[start]

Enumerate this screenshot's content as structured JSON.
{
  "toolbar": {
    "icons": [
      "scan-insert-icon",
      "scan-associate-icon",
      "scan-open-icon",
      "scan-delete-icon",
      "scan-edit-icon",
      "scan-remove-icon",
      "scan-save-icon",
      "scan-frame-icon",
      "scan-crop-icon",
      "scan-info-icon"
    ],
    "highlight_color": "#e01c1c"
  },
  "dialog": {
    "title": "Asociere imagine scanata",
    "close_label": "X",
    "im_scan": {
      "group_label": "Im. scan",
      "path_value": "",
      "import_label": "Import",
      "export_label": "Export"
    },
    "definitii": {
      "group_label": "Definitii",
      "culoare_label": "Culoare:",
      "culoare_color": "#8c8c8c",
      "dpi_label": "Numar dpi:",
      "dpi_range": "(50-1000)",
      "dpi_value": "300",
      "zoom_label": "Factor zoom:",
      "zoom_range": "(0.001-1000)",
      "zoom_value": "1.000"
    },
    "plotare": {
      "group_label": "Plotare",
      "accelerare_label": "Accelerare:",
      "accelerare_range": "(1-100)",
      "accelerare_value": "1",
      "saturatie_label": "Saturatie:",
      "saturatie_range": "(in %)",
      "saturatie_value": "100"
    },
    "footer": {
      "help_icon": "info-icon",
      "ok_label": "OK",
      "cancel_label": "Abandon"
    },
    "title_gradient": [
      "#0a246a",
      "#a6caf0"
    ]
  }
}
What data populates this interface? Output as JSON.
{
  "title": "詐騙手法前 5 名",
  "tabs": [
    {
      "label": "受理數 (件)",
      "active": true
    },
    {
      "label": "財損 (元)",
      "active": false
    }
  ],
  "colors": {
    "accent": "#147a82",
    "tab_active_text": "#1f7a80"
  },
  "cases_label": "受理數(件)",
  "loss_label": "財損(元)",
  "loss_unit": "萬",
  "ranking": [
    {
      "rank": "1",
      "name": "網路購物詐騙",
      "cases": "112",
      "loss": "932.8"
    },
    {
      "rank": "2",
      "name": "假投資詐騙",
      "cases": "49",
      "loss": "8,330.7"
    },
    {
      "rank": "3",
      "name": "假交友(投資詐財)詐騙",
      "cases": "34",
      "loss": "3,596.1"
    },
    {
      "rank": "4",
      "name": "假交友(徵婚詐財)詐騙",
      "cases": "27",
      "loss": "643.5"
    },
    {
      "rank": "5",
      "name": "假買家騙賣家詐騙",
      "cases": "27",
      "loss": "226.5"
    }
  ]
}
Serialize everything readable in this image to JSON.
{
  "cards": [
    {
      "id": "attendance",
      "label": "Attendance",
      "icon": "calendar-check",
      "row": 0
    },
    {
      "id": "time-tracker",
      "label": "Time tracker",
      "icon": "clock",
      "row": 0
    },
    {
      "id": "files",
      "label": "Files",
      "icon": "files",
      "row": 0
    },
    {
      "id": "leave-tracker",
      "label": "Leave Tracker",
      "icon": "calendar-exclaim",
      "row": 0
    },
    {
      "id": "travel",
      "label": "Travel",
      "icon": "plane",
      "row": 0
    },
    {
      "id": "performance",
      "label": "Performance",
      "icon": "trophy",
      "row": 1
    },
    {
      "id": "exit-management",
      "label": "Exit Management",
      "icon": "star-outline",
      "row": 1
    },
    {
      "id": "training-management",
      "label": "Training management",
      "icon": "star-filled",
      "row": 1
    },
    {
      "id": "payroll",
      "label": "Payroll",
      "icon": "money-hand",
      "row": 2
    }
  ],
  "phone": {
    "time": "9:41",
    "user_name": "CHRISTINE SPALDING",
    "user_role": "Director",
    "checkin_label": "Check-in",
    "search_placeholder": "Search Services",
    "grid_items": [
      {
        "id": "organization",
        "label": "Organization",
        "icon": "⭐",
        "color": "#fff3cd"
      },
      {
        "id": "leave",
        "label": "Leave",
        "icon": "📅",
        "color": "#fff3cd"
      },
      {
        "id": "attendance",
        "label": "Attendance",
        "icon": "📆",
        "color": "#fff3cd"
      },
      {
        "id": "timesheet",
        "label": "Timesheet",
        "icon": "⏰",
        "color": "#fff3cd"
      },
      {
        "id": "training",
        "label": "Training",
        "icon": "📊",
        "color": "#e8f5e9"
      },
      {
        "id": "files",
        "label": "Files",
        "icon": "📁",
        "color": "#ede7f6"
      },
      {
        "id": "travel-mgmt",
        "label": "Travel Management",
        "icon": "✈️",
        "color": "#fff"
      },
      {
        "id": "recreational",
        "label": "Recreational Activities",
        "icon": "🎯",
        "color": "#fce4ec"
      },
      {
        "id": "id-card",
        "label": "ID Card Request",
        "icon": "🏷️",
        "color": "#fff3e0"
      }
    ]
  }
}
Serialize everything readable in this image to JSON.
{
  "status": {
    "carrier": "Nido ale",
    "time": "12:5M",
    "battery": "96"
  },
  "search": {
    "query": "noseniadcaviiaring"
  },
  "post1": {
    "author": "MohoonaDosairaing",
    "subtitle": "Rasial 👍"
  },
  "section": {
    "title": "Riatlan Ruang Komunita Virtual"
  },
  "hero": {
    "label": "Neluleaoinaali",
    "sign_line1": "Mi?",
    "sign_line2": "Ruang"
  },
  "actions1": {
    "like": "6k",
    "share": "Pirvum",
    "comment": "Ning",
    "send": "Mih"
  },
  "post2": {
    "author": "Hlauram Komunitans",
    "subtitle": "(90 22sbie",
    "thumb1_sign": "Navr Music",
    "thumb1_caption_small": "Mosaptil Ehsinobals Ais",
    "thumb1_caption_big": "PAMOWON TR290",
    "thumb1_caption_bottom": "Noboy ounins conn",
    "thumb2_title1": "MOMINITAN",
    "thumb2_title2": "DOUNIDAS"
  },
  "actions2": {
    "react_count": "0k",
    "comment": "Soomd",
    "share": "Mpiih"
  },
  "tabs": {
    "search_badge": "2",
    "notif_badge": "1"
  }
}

[end]

▸ **WRITTEN PROBLEM**: Repeat every line of the records above exactly.

▸ **WRITTEN REPLY**:
Enumerate this screenshot's content as structured JSON.
{
  "toolbar": {
    "icons": [
      "scan-insert-icon",
      "scan-associate-icon",
      "scan-open-icon",
      "scan-delete-icon",
      "scan-edit-icon",
      "scan-remove-icon",
      "scan-save-icon",
      "scan-frame-icon",
      "scan-crop-icon",
      "scan-info-icon"
    ],
    "highlight_color": "#e01c1c"
  },
  "dialog": {
    "title": "Asociere imagine scanata",
    "close_label": "X",
    "im_scan": {
      "group_label": "Im. scan",
      "path_value": "",
      "import_label": "Import",
      "export_label": "Export"
    },
    "definitii": {
      "group_label": "Definitii",
      "culoare_label": "Culoare:",
      "culoare_color": "#8c8c8c",
      "dpi_label": "Numar dpi:",
      "dpi_range": "(50-1000)",
      "dpi_value": "300",
      "zoom_label": "Factor zoom:",
      "zoom_range": "(0.001-1000)",
      "zoom_value": "1.000"
    },
    "plotare": {
      "group_label": "Plotare",
      "accelerare_label": "Accelerare:",
      "accelerare_range": "(1-100)",
      "accelerare_value": "1",
      "saturatie_label": "Saturatie:",
      "saturatie_range": "(in %)",
      "saturatie_value": "100"
    },
    "footer": {
      "help_icon": "info-icon",
      "ok_label": "OK",
      "cancel_label": "Abandon"
    },
    "title_gradient": [
      "#0a246a",
      "#a6caf0"
    ]
  }
}
What data populates this interface? Output as JSON.
{
  "title": "詐騙手法前 5 名",
  "tabs": [
    {
      "label": "受理數 (件)",
      "active": true
    },
    {
      "label": "財損 (元)",
      "active": false
    }
  ],
  "colors": {
    "accent": "#147a82",
    "tab_active_text": "#1f7a80"
  },
  "cases_label": "受理數(件)",
  "loss_label": "財損(元)",
  "loss_unit": "萬",
  "ranking": [
    {
      "rank": "1",
      "name": "網路購物詐騙",
      "cases": "112",
      "loss": "932.8"
    },
    {
      "rank": "2",
      "name": "假投資詐騙",
      "cases": "49",
      "loss": "8,330.7"
    },
    {
      "rank": "3",
      "name": "假交友(投資詐財)詐騙",
      "cases": "34",
      "loss": "3,596.1"
    },
    {
      "rank": "4",
      "name": "假交友(徵婚詐財)詐騙",
      "cases": "27",
      "loss": "643.5"
    },
    {
      "rank": "5",
      "name": "假買家騙賣家詐騙",
      "cases": "27",
      "loss": "226.5"
    }
  ]
}
Serialize everything readable in this image to JSON.
{
  "cards": [
    {
      "id": "attendance",
      "label": "Attendance",
      "icon": "calendar-check",
      "row": 0
    },
    {
      "id": "time-tracker",
      "label": "Time tracker",
      "icon": "clock",
      "row": 0
    },
    {
      "id": "files",
      "label": "Files",
      "icon": "files",
      "row": 0
    },
    {
      "id": "leave-tracker",
      "label": "Leave Tracker",
      "icon": "calendar-exclaim",
      "row": 0
    },
    {
      "id": "travel",
      "label": "Travel",
      "icon": "plane",
      "row": 0
    },
    {
      "id": "performance",
      "label": "Performance",
      "icon": "trophy",
      "row": 1
    },
    {
      "id": "exit-management",
      "label": "Exit Management",
      "icon": "star-outline",
      "row": 1
    },
    {
      "id": "training-management",
      "label": "Training management",
      "icon": "star-filled",
      "row": 1
    },
    {
      "id": "payroll",
      "label": "Payroll",
      "icon": "money-hand",
      "row": 2
    }
  ],
  "phone": {
    "time": "9:41",
    "user_name": "CHRISTINE SPALDING",
    "user_role": "Director",
    "checkin_label": "Check-in",
    "search_placeholder": "Search Services",
    "grid_items": [
      {
        "id": "organization",
        "label": "Organization",
        "icon": "⭐",
        "color": "#fff3cd"
      },
      {
        "id": "leave",
        "label": "Leave",
        "icon": "📅",
        "color": "#fff3cd"
      },
      {
        "id": "attendance",
        "label": "Attendance",
        "icon": "📆",
        "color": "#fff3cd"
      },
      {
        "id": "timesheet",
        "label": "Timesheet",
        "icon": "⏰",
        "color": "#fff3cd"
      },
      {
        "id": "training",
        "label": "Training",
        "icon": "📊",
        "color": "#e8f5e9"
      },
      {
        "id": "files",
        "label": "Files",
        "icon": "📁",
        "color": "#ede7f6"
      },
      {
        "id": "travel-mgmt",
        "label": "Travel Management",
        "icon": "✈️",
        "color": "#fff"
      },
      {
        "id": "recreational",
        "label": "Recreational Activities",
        "icon": "🎯",
        "color": "#fce4ec"
      },
      {
        "id": "id-card",
        "label": "ID Card Request",
        "icon": "🏷️",
        "color": "#fff3e0"
      }
    ]
  }
}
Serialize everything readable in this image to JSON.
{
  "status": {
    "carrier": "Nido ale",
    "time": "12:5M",
    "battery": "96"
  },
  "search": {
    "query": "noseniadcaviiaring"
  },
  "post1": {
    "author": "MohoonaDosairaing",
    "subtitle": "Rasial 👍"
  },
  "section": {
    "title": "Riatlan Ruang Komunita Virtual"
  },
  "hero": {
    "label": "Neluleaoinaali",
    "sign_line1": "Mi?",
    "sign_line2": "Ruang"
  },
  "actions1": {
    "like": "6k",
    "share": "Pirvum",
    "comment": "Ning",
    "send": "Mih"
  },
  "post2": {
    "author": "Hlauram Komunitans",
    "subtitle": "(90 22sbie",
    "thumb1_sign": "Navr Music",
    "thumb1_caption_small": "Mosaptil Ehsinobals Ais",
    "thumb1_caption_big": "PAMOWON TR290",
    "thumb1_caption_bottom": "Noboy ounins conn",
    "thumb2_title1": "MOMINITAN",
    "thumb2_title2": "DOUNIDAS"
  },
  "actions2": {
    "react_count": "0k",
    "comment": "Soomd",
    "share": "Mpiih"
  },
  "tabs": {
    "search_badge": "2",
    "notif_badge": "1"
  }
}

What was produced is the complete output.